* [What you need to do]: Keep every line where the word "legend" appears; drop the rest.

===== Given data

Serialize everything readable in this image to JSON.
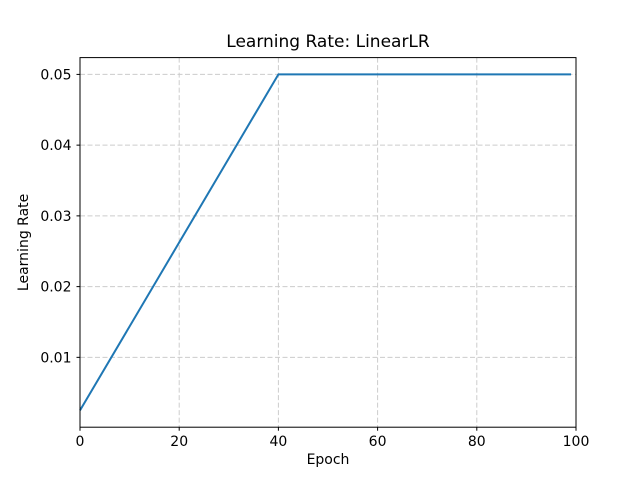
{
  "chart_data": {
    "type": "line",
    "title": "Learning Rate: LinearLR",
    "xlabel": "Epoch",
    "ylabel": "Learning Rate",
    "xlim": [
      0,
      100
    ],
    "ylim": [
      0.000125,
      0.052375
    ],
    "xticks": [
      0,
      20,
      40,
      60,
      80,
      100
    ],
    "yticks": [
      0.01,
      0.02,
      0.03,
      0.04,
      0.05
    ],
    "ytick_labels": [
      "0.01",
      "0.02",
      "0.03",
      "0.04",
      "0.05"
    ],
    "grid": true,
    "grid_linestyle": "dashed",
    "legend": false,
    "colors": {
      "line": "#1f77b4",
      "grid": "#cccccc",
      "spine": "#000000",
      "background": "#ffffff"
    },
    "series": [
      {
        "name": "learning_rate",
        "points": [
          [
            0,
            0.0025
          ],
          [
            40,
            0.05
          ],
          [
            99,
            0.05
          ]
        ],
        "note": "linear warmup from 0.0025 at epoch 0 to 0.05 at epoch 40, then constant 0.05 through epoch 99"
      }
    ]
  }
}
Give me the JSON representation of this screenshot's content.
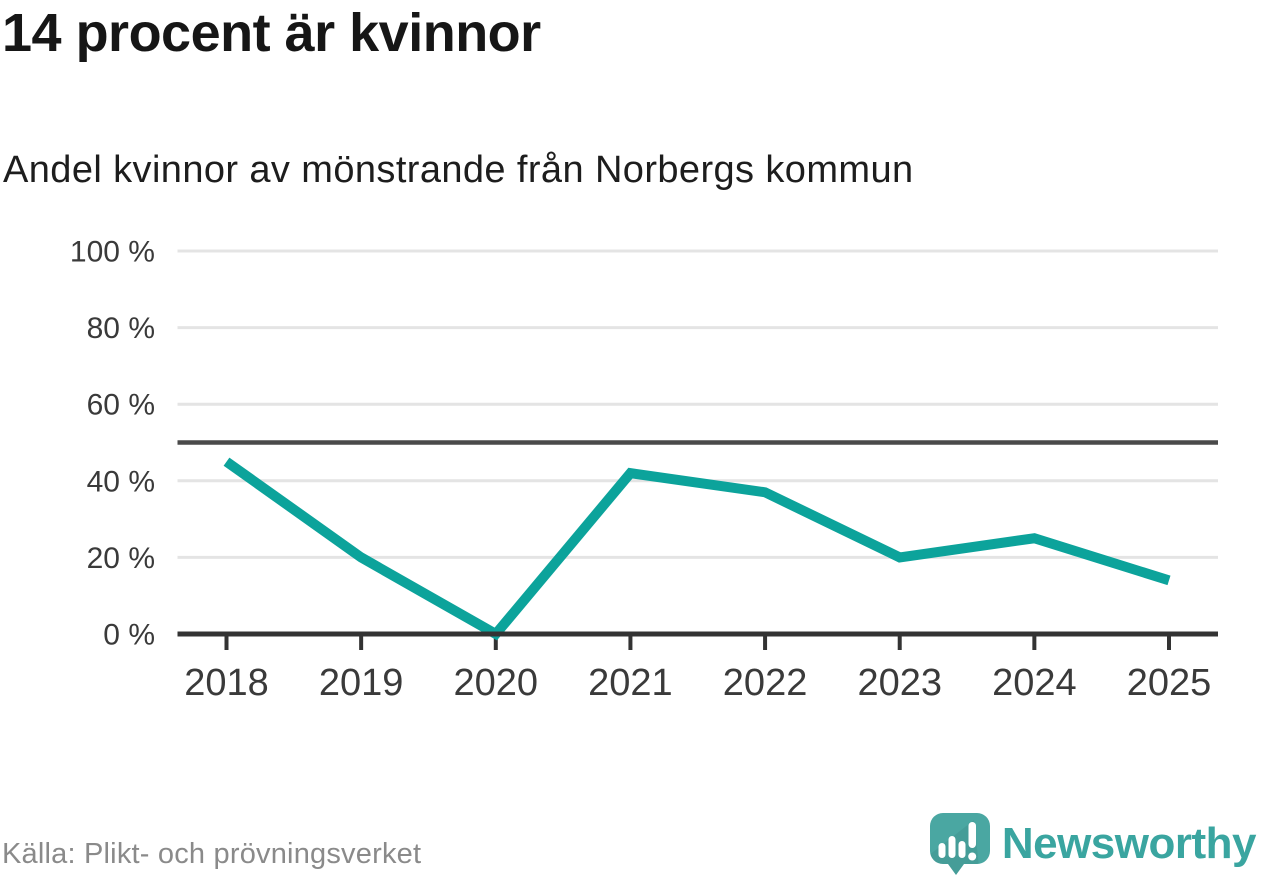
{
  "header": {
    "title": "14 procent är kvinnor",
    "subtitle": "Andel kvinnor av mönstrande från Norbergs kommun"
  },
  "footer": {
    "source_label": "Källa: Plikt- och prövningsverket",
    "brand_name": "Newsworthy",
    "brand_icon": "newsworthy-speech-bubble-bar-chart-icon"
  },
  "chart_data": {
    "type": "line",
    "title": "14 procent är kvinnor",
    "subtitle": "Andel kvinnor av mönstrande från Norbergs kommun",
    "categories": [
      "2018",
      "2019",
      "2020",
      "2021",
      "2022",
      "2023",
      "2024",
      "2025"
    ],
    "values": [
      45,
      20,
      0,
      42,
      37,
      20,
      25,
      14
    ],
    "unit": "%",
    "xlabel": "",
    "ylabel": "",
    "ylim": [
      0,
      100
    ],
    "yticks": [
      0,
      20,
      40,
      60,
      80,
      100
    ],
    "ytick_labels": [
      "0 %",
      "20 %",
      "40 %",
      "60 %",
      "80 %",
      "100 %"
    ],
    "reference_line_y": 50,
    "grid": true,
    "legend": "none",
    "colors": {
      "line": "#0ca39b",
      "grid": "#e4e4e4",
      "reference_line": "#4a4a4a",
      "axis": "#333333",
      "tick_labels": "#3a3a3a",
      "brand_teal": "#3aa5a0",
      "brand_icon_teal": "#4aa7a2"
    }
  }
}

==========
===== Given data

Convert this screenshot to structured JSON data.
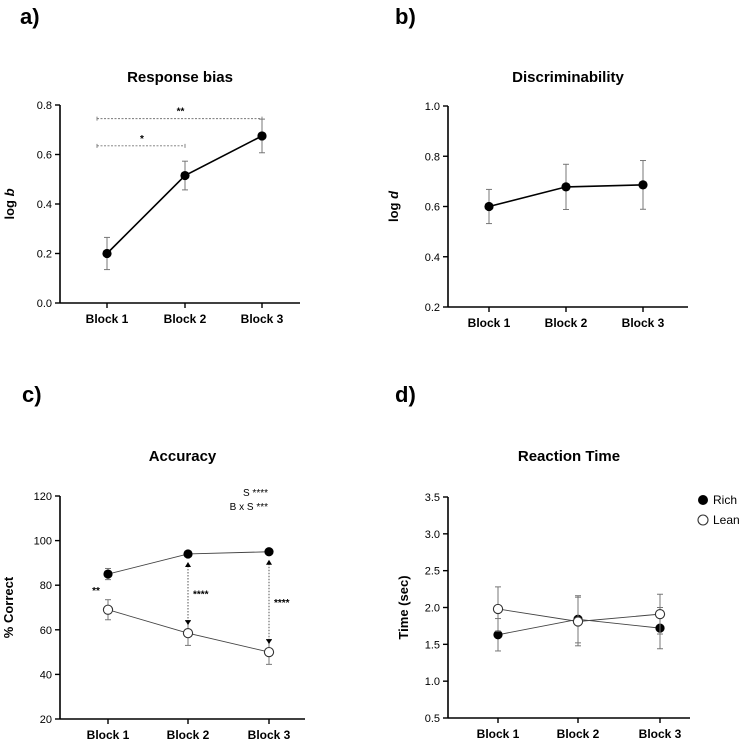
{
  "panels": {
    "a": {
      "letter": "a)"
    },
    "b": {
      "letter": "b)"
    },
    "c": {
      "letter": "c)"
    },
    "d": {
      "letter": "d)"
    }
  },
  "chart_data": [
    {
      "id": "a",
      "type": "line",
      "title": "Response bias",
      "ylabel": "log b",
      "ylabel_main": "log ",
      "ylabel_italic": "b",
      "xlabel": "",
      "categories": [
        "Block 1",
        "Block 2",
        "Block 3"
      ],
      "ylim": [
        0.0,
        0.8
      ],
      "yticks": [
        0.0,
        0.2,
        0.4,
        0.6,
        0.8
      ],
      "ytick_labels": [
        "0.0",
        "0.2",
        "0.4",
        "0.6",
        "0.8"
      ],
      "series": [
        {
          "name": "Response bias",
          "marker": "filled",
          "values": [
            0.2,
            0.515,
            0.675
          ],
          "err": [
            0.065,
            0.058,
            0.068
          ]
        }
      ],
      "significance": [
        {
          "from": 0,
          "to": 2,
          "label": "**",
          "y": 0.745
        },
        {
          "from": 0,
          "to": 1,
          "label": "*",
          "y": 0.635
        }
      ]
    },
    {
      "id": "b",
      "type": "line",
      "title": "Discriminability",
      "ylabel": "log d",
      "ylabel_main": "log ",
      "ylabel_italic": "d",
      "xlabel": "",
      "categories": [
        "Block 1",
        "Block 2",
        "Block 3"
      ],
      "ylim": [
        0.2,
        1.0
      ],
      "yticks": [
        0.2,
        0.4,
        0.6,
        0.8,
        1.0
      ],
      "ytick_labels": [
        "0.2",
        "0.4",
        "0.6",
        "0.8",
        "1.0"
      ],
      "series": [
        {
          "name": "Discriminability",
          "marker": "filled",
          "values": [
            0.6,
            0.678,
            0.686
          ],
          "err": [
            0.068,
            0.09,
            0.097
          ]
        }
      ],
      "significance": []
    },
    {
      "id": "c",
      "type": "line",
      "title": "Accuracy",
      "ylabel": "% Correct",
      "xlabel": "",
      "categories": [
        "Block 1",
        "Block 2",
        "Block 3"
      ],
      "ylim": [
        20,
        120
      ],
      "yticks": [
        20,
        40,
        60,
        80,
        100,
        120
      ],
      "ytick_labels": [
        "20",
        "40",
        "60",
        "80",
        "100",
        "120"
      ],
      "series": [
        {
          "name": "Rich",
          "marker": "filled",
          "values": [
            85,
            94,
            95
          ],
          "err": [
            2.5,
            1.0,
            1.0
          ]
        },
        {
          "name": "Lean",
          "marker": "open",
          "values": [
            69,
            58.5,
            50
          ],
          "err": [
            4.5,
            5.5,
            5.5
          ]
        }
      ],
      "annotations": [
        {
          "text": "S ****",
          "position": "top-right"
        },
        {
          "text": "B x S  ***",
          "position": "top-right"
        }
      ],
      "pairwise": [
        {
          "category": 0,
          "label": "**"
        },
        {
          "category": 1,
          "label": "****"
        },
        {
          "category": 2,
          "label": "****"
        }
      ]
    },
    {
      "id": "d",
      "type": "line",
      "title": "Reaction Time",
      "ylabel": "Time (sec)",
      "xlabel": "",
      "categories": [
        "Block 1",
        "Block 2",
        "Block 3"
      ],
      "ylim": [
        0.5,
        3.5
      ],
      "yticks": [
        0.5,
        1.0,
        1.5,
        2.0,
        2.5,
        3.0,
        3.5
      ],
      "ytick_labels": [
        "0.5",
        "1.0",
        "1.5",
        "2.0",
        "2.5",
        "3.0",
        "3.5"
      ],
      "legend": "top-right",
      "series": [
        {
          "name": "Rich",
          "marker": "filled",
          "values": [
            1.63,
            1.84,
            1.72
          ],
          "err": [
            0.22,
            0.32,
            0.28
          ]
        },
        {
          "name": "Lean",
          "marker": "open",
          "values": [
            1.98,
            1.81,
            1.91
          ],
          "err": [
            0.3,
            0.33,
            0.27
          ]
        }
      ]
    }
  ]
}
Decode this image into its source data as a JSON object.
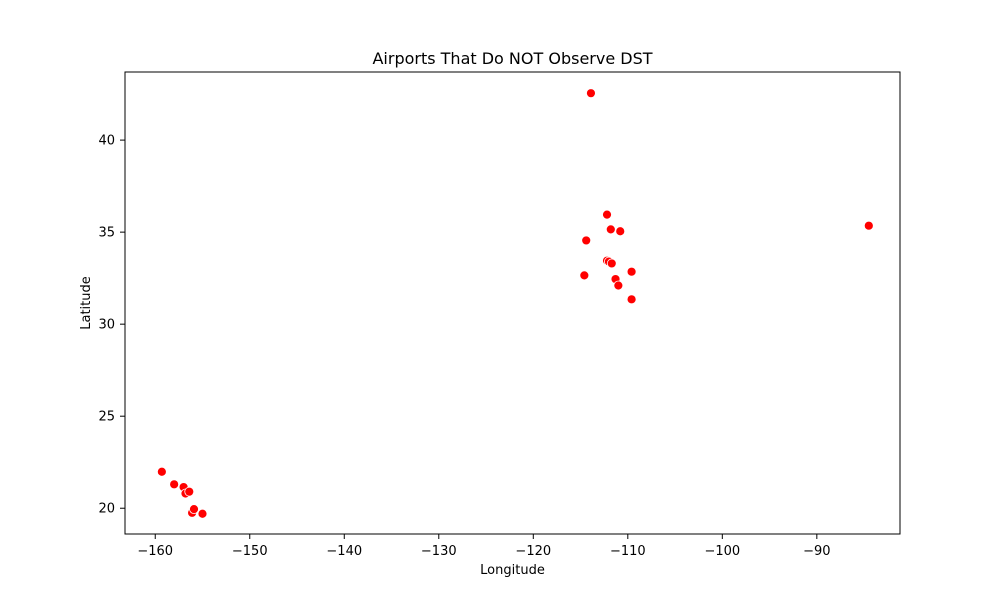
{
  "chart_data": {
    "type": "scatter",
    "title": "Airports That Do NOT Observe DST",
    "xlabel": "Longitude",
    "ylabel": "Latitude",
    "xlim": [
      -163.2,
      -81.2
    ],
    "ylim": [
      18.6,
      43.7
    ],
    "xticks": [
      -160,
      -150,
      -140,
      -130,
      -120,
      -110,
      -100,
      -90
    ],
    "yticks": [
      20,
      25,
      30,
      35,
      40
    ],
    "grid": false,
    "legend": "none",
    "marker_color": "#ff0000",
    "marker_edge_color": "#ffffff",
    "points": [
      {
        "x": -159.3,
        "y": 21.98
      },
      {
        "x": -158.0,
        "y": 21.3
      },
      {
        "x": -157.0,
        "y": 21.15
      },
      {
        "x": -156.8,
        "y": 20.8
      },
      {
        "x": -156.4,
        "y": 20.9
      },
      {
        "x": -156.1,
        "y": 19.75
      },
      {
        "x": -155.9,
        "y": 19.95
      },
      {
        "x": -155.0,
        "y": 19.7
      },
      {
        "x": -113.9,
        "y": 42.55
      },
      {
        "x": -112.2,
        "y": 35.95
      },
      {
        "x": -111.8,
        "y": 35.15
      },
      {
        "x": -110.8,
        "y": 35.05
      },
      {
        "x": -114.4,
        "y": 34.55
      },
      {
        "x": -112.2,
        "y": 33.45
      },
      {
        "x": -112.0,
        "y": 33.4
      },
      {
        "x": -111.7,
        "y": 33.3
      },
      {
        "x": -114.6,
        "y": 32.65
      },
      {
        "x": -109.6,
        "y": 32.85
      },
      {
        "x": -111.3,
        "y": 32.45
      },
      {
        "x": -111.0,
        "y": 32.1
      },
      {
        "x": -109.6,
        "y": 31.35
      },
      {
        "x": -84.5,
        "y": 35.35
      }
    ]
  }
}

==========
===== Given data

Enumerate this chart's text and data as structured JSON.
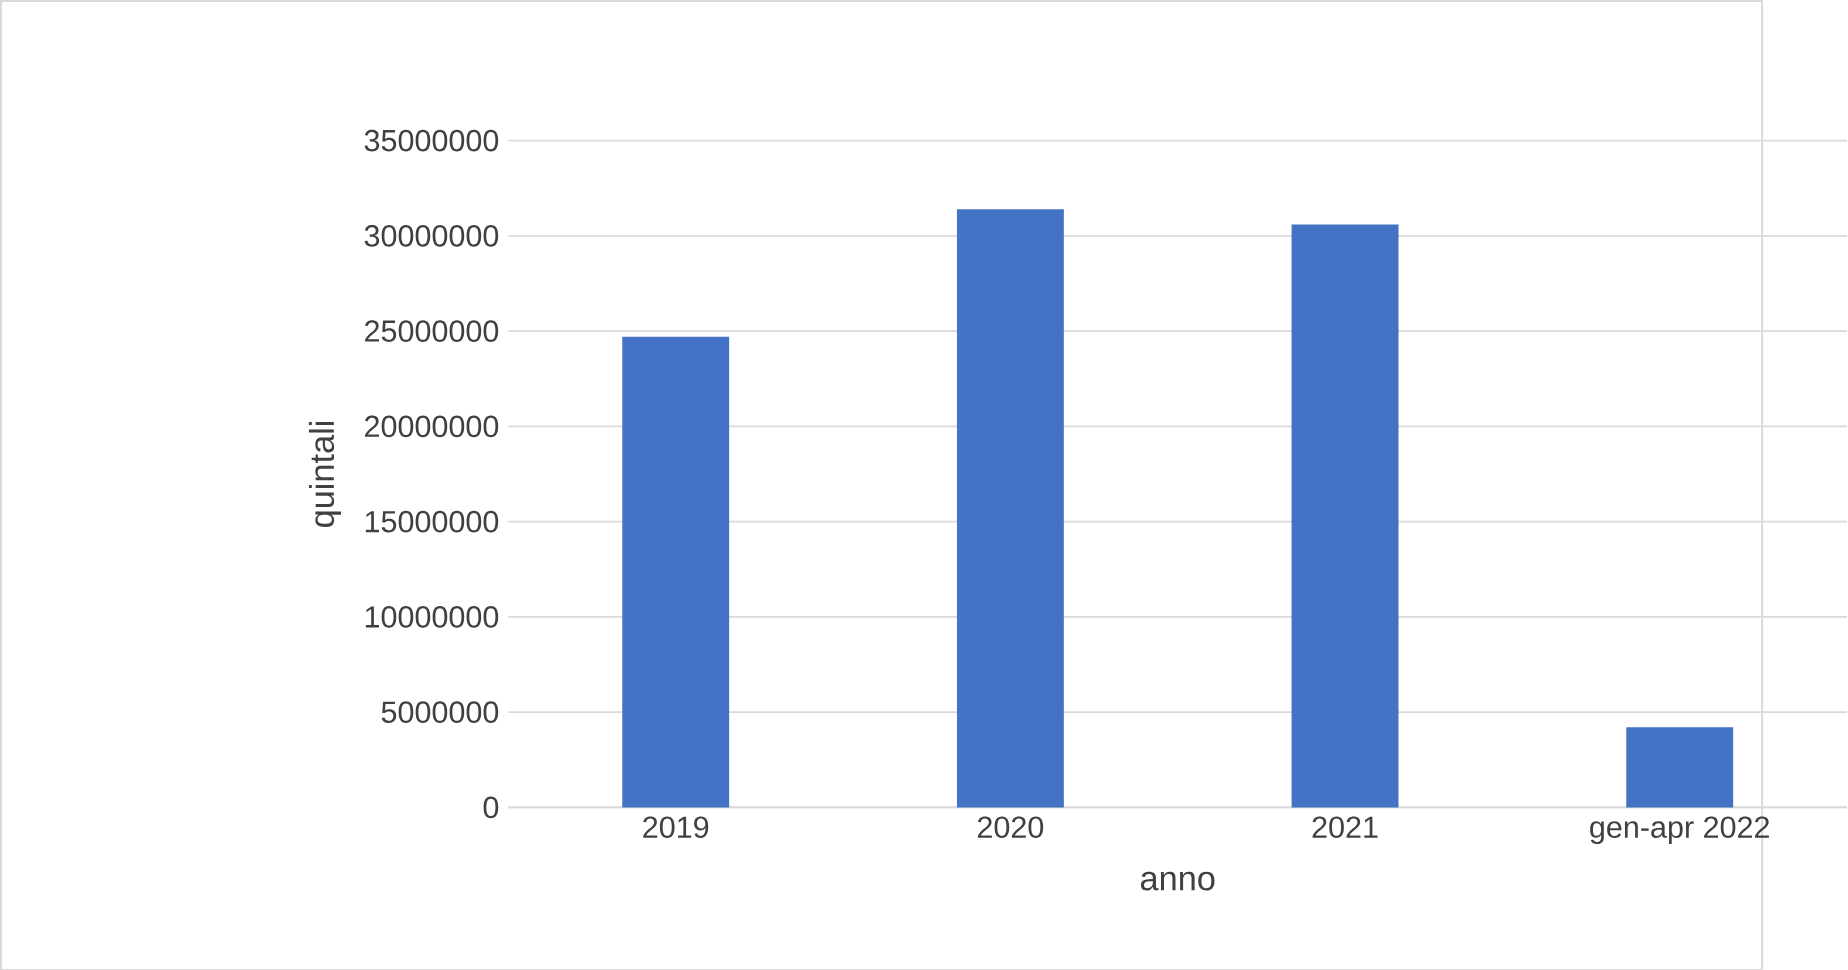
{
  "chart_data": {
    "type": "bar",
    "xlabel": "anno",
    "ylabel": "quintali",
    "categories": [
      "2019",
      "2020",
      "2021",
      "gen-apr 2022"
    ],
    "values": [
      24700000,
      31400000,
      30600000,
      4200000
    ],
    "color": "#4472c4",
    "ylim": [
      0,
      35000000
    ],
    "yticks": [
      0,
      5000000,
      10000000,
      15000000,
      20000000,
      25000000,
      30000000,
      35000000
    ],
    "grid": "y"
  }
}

==========

* [Task output]:
    "legend": false,
    "legend": "none",
      "legend": "top-right",
    "legend": "none",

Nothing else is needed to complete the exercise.